Start of Data provided

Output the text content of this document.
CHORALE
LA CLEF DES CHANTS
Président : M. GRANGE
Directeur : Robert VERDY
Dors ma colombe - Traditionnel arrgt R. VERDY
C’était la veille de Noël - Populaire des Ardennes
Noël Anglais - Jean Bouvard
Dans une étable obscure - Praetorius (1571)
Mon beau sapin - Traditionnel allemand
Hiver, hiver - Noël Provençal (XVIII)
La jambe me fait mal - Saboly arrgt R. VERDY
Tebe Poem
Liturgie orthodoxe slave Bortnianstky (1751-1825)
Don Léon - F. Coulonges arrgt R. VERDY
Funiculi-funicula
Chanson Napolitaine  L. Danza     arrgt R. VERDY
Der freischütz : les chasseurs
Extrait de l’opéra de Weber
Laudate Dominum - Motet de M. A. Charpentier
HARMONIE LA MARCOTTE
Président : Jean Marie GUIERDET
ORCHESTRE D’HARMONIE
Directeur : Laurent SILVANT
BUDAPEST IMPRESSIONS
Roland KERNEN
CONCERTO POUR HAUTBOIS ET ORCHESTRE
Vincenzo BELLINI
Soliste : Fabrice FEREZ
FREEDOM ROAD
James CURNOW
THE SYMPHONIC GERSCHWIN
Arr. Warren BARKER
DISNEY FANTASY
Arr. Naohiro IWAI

End of Data provided
Start of Data provided

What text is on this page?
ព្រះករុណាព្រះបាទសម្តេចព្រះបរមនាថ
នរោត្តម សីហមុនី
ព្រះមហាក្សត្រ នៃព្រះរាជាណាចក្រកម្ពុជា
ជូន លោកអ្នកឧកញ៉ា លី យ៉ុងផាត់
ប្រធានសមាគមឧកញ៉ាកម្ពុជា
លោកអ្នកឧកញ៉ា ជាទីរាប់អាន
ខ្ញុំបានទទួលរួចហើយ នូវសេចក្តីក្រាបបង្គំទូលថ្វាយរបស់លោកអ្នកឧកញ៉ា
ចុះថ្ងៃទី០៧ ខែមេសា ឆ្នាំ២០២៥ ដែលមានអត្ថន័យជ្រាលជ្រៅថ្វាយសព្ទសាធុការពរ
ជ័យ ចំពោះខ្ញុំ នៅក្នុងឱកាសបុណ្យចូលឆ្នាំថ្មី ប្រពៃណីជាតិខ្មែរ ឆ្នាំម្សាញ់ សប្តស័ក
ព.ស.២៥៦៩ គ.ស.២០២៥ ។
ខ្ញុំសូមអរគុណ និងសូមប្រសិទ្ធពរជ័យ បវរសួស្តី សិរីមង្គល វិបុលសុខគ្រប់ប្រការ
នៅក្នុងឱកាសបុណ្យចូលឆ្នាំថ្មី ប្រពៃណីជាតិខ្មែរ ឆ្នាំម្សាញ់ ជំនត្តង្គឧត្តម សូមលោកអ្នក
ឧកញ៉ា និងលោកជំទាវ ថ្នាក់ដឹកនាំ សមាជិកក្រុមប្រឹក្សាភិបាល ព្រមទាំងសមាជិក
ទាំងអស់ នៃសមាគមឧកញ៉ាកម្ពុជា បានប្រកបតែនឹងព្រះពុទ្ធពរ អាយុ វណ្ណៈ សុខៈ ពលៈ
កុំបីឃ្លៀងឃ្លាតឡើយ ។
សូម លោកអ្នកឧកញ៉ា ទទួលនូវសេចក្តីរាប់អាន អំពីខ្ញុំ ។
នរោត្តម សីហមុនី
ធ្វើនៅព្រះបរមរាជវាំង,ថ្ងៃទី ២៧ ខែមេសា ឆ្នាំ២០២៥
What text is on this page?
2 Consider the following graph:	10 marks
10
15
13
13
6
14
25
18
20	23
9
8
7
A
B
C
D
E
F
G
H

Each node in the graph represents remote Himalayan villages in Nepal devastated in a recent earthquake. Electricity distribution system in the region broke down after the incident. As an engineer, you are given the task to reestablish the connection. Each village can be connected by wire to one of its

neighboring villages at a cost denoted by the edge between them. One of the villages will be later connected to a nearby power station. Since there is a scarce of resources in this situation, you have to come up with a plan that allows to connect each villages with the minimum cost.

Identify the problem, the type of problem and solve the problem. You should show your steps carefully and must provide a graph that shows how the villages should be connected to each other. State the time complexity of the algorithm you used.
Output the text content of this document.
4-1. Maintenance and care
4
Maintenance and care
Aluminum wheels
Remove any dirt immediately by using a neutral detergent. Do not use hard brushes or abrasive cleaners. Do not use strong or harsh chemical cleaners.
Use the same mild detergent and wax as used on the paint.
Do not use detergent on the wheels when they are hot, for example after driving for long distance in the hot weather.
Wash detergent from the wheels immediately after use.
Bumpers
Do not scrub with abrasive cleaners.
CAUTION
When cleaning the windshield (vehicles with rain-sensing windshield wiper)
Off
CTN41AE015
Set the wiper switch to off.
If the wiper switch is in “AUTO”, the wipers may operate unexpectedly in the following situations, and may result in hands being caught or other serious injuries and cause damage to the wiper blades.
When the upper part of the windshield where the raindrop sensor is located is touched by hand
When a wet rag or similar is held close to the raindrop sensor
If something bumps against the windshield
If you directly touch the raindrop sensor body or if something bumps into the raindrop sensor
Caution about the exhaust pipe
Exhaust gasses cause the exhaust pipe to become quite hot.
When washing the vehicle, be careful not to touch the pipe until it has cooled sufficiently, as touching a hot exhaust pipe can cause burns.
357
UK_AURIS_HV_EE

End of Data provided
Start of Data provided

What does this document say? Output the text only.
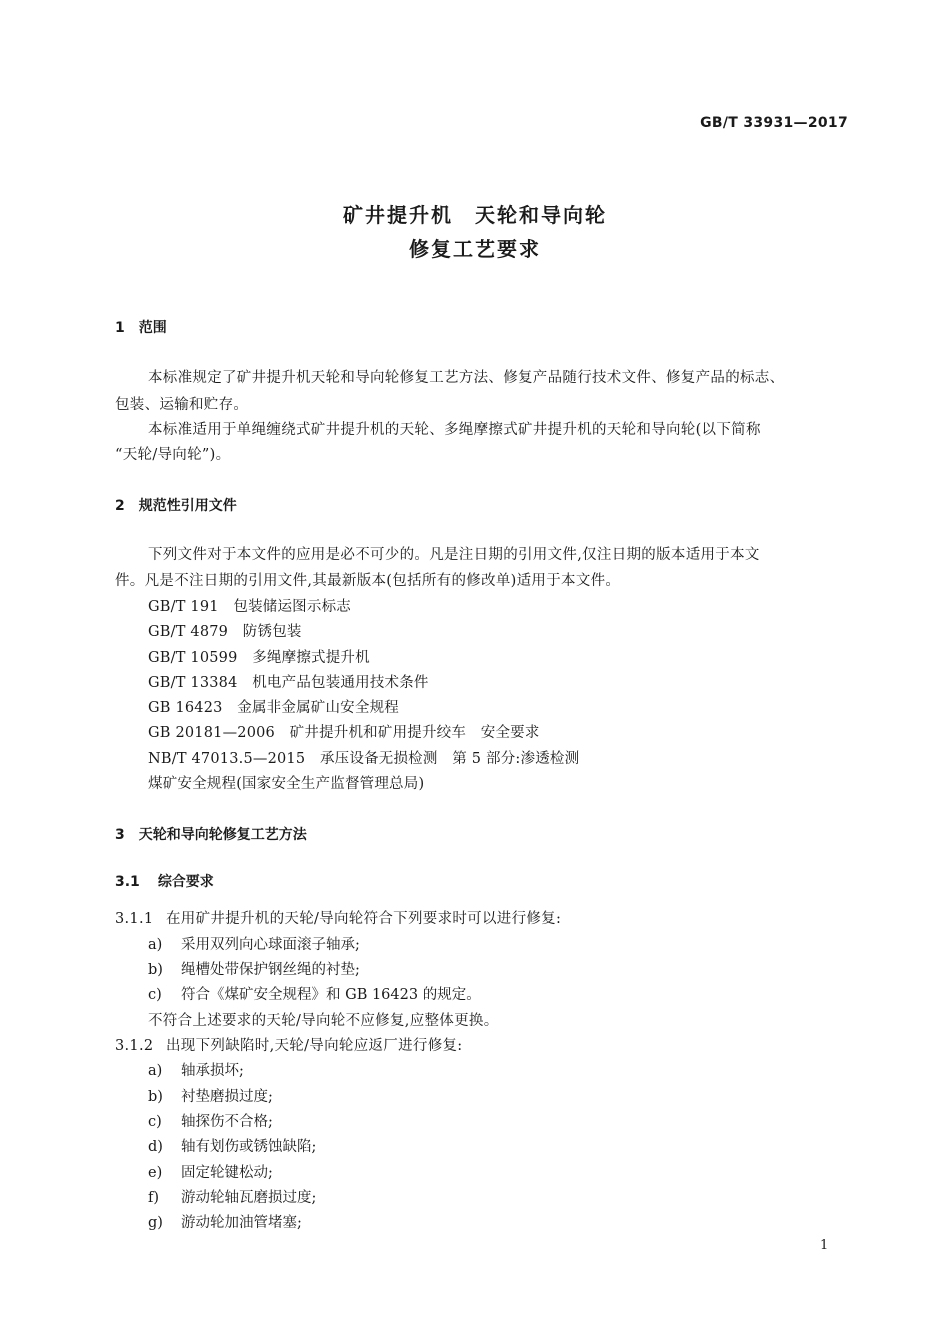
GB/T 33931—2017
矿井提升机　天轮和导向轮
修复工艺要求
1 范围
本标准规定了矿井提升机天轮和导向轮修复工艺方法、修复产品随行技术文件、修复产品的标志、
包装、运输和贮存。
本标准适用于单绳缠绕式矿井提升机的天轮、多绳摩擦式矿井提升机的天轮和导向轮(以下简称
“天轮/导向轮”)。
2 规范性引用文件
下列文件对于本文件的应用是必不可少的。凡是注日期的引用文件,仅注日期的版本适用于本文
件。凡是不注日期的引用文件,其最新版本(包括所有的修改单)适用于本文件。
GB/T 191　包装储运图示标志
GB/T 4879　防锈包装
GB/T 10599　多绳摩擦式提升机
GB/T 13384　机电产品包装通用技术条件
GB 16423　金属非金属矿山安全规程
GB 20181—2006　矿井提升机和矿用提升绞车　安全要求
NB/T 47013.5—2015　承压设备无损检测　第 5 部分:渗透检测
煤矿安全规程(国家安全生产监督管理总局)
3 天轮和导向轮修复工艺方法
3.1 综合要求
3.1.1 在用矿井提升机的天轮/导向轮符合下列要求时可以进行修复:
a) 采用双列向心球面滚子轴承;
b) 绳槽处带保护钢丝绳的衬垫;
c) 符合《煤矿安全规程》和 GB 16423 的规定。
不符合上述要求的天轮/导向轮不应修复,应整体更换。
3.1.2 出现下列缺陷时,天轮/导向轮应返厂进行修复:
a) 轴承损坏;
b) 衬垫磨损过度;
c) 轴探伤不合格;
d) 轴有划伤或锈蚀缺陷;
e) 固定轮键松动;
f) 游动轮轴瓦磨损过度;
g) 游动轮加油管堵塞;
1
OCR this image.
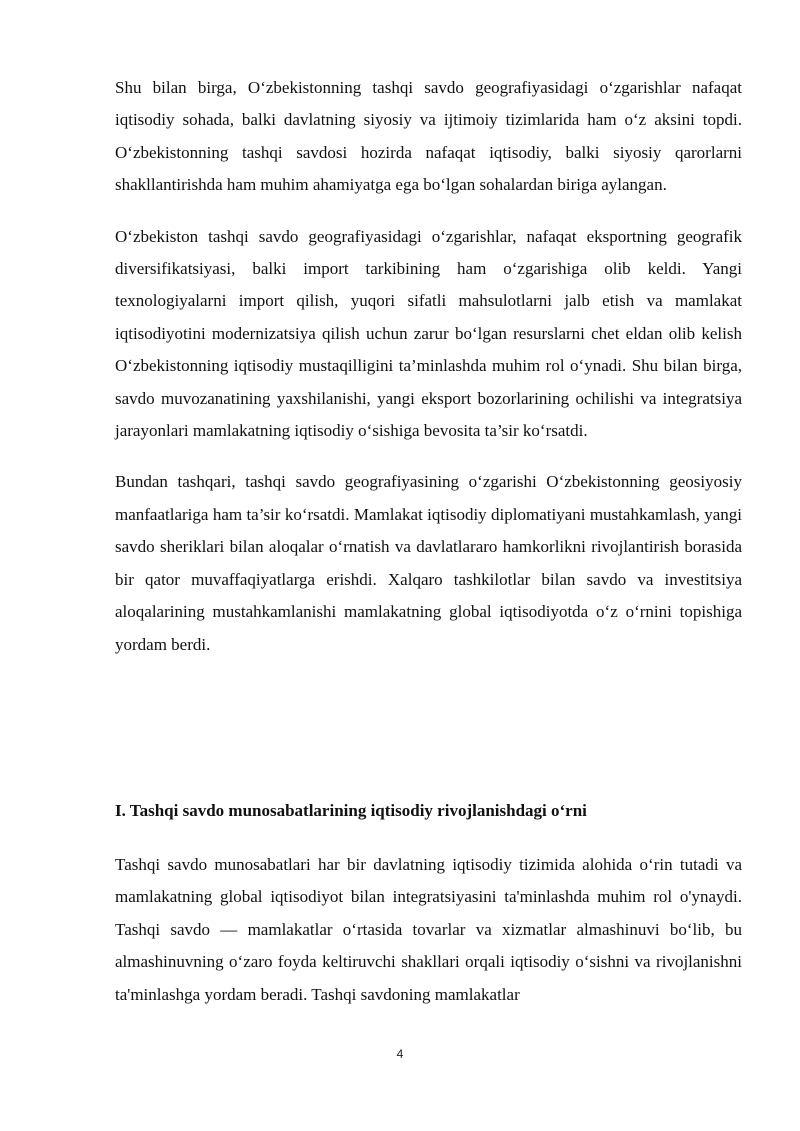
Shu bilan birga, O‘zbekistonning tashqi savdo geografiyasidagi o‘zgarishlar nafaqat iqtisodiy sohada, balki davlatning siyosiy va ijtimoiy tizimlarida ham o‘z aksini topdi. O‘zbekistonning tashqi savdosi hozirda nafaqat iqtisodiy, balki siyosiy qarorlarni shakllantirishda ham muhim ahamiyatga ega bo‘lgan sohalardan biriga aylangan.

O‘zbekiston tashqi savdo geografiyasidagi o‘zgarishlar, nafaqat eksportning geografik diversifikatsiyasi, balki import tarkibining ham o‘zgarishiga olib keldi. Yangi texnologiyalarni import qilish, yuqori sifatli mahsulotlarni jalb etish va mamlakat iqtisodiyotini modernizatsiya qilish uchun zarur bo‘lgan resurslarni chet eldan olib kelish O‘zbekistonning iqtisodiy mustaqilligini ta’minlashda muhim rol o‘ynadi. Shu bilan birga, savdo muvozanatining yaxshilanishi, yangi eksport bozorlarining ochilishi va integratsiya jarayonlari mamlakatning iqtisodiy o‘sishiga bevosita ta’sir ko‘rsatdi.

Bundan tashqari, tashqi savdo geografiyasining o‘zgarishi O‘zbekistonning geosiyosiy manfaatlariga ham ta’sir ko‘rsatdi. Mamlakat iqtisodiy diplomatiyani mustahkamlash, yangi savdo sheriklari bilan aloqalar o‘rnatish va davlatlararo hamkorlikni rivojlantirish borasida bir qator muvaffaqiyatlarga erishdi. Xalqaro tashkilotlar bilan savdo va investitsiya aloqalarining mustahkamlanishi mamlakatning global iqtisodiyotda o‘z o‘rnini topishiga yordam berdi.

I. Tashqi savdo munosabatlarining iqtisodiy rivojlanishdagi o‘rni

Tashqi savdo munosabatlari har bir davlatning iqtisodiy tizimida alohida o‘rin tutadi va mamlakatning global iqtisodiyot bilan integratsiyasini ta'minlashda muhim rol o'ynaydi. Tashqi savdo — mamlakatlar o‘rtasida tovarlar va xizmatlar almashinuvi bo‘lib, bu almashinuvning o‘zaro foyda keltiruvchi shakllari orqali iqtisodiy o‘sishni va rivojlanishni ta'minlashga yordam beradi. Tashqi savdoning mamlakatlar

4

End of Data provided

Problem to work on:
Copy all lines from the material that contain "sensor".

Output for this exercise:
When the upper part of the windshield where the raindrop sensor is located is touched by hand
When a wet rag or similar is held close to the raindrop sensor
If you directly touch the raindrop sensor body or if something bumps into the raindrop sensor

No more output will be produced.